[AVAILABLE DATA]

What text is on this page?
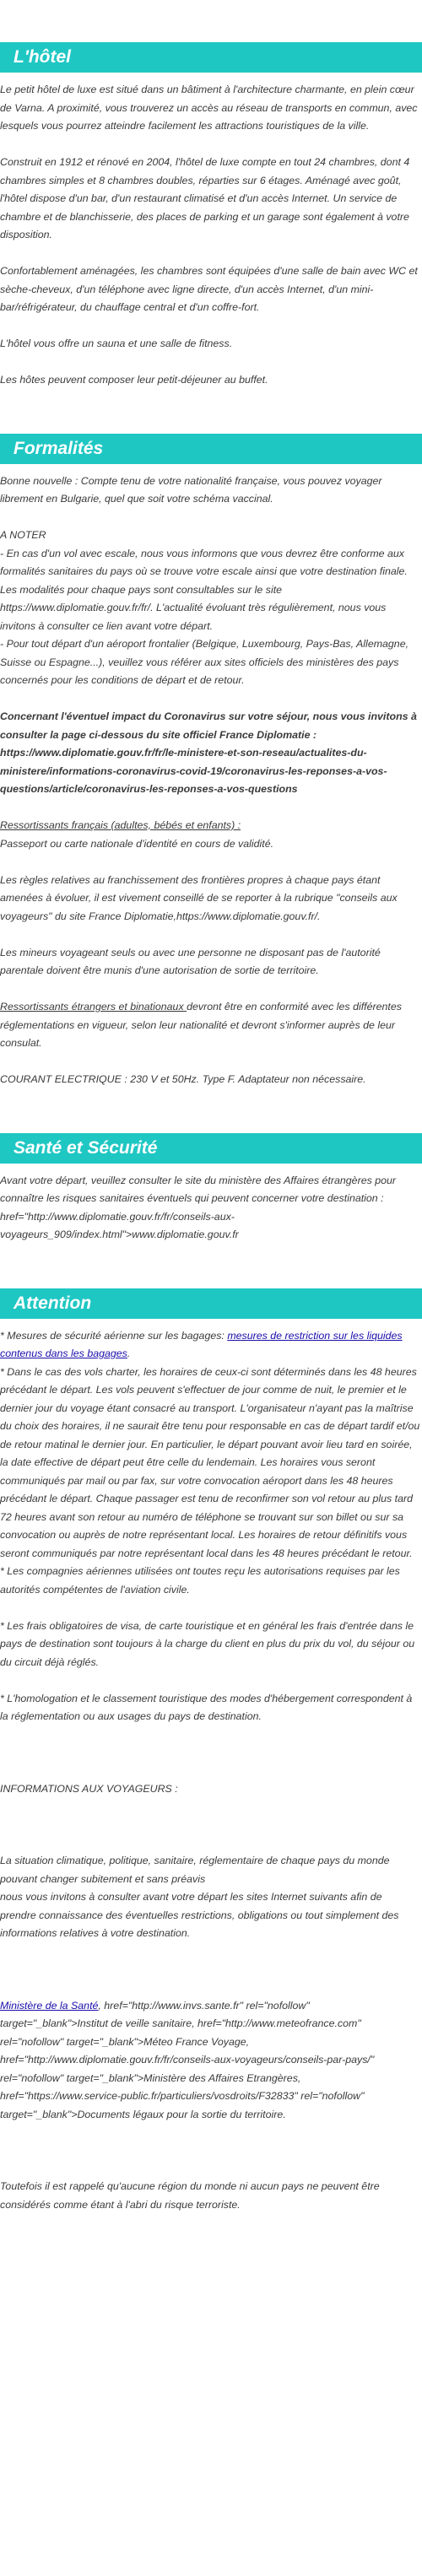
L'hôtel

Le petit hôtel de luxe est situé dans un bâtiment à l'architecture charmante, en plein cœur de Varna. A proximité, vous trouverez un accès au réseau de transports en commun, avec lesquels vous pourrez atteindre facilement les attractions touristiques de la ville.

Construit en 1912 et rénové en 2004, l'hôtel de luxe compte en tout 24 chambres, dont 4 chambres simples et 8 chambres doubles, réparties sur 6 étages. Aménagé avec goût, l'hôtel dispose d'un bar, d'un restaurant climatisé et d'un accès Internet. Un service de chambre et de blanchisserie, des places de parking et un garage sont également à votre disposition.

Confortablement aménagées, les chambres sont équipées d'une salle de bain avec WC et sèche-cheveux, d'un téléphone avec ligne directe, d'un accès Internet, d'un mini-bar/réfrigérateur, du chauffage central et d'un coffre-fort.

L'hôtel vous offre un sauna et une salle de fitness.

Les hôtes peuvent composer leur petit-déjeuner au buffet.

Formalités

Bonne nouvelle : Compte tenu de votre nationalité française, vous pouvez voyager librement en Bulgarie, quel que soit votre schéma vaccinal.

A NOTER

- En cas d'un vol avec escale, nous vous informons que vous devrez être conforme aux formalités sanitaires du pays où se trouve votre escale ainsi que votre destination finale.

Les modalités pour chaque pays sont consultables sur le site https://www.diplomatie.gouv.fr/fr/. L'actualité évoluant très régulièrement, nous vous invitons à consulter ce lien avant votre départ.

- Pour tout départ d'un aéroport frontalier (Belgique, Luxembourg, Pays-Bas, Allemagne, Suisse ou Espagne...), veuillez vous référer aux sites officiels des ministères des pays concernés pour les conditions de départ et de retour.

Concernant l'éventuel impact du Coronavirus sur votre séjour, nous vous invitons à consulter la page ci-dessous du site officiel France Diplomatie : https://www.diplomatie.gouv.fr/fr/le-ministere-et-son-reseau/actualites-du-ministere/informations-coronavirus-covid-19/coronavirus-les-reponses-a-vos-questions/article/coronavirus-les-reponses-a-vos-questions

Ressortissants français (adultes, bébés et enfants) :

Passeport ou carte nationale d'identité en cours de validité.

Les règles relatives au franchissement des frontières propres à chaque pays étant amenées à évoluer, il est vivement conseillé de se reporter à la rubrique "conseils aux voyageurs" du site France Diplomatie,https://www.diplomatie.gouv.fr/.

Les mineurs voyageant seuls ou avec une personne ne disposant pas de l'autorité parentale doivent être munis d'une autorisation de sortie de territoire.

Ressortissants étrangers et binationaux devront être en conformité avec les différentes réglementations en vigueur, selon leur nationalité et devront s'informer auprès de leur consulat.

COURANT ELECTRIQUE : 230 V et 50Hz. Type F. Adaptateur non nécessaire.

Santé et Sécurité

Avant votre départ, veuillez consulter le site du ministère des Affaires étrangères pour connaître les risques sanitaires éventuels qui peuvent concerner votre destination : href="http://www.diplomatie.gouv.fr/fr/conseils-aux-voyageurs_909/index.html">www.diplomatie.gouv.fr

Attention

* Mesures de sécurité aérienne sur les bagages: mesures de restriction sur les liquides contenus dans les bagages.

* Dans le cas des vols charter, les horaires de ceux-ci sont déterminés dans les 48 heures précédant le départ. Les vols peuvent s'effectuer de jour comme de nuit, le premier et le dernier jour du voyage étant consacré au transport. L'organisateur n'ayant pas la maîtrise du choix des horaires, il ne saurait être tenu pour responsable en cas de départ tardif et/ou de retour matinal le dernier jour. En particulier, le départ pouvant avoir lieu tard en soirée, la date effective de départ peut être celle du lendemain. Les horaires vous seront communiqués par mail ou par fax, sur votre convocation aéroport dans les 48 heures précédant le départ. Chaque passager est tenu de reconfirmer son vol retour au plus tard 72 heures avant son retour au numéro de téléphone se trouvant sur son billet ou sur sa convocation ou auprès de notre représentant local. Les horaires de retour définitifs vous seront communiqués par notre représentant local dans les 48 heures précédant le retour.

* Les compagnies aériennes utilisées ont toutes reçu les autorisations requises par les autorités compétentes de l'aviation civile.

* Les frais obligatoires de visa, de carte touristique et en général les frais d'entrée dans le pays de destination sont toujours à la charge du client en plus du prix du vol, du séjour ou du circuit déjà réglés.

* L'homologation et le classement touristique des modes d'hébergement correspondent à la réglementation ou aux usages du pays de destination.

INFORMATIONS AUX VOYAGEURS :

La situation climatique, politique, sanitaire, réglementaire de chaque pays du monde pouvant changer subitement et sans préavis
nous vous invitons à consulter avant votre départ les sites Internet suivants afin de prendre connaissance des éventuelles restrictions, obligations ou tout simplement des informations relatives à votre destination.

Ministère de la Santé, href="http://www.invs.sante.fr" rel="nofollow" target="_blank">Institut de veille sanitaire, href="http://www.meteofrance.com" rel="nofollow" target="_blank">Méteo France Voyage, href="http://www.diplomatie.gouv.fr/fr/conseils-aux-voyageurs/conseils-par-pays/" rel="nofollow" target="_blank">Ministère des Affaires Etrangères, href="https://www.service-public.fr/particuliers/vosdroits/F32833" rel="nofollow" target="_blank">Documents légaux pour la sortie du territoire.

Toutefois il est rappelé qu'aucune région du monde ni aucun pays ne peuvent être considérés comme étant à l'abri du risque terroriste.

[/AVAILABLE DATA]

● **PROBLEM TO WORK ON**
Each line of the entries that contains the word "veuillez" should be listed.

● **EXERCISE ANSWER**
- Pour tout départ d'un aéroport frontalier (Belgique, Luxembourg, Pays-Bas, Allemagne, Suisse ou Espagne...), veuillez vous référer aux sites officiels des ministères des pays concernés pour les conditions de départ et de retour.
Avant votre départ, veuillez consulter le site du ministère des Affaires étrangères pour connaître les risques sanitaires éventuels qui peuvent concerner votre destination : href="http://www.diplomatie.gouv.fr/fr/conseils-aux-voyageurs_909/index.html">www.diplomatie.gouv.fr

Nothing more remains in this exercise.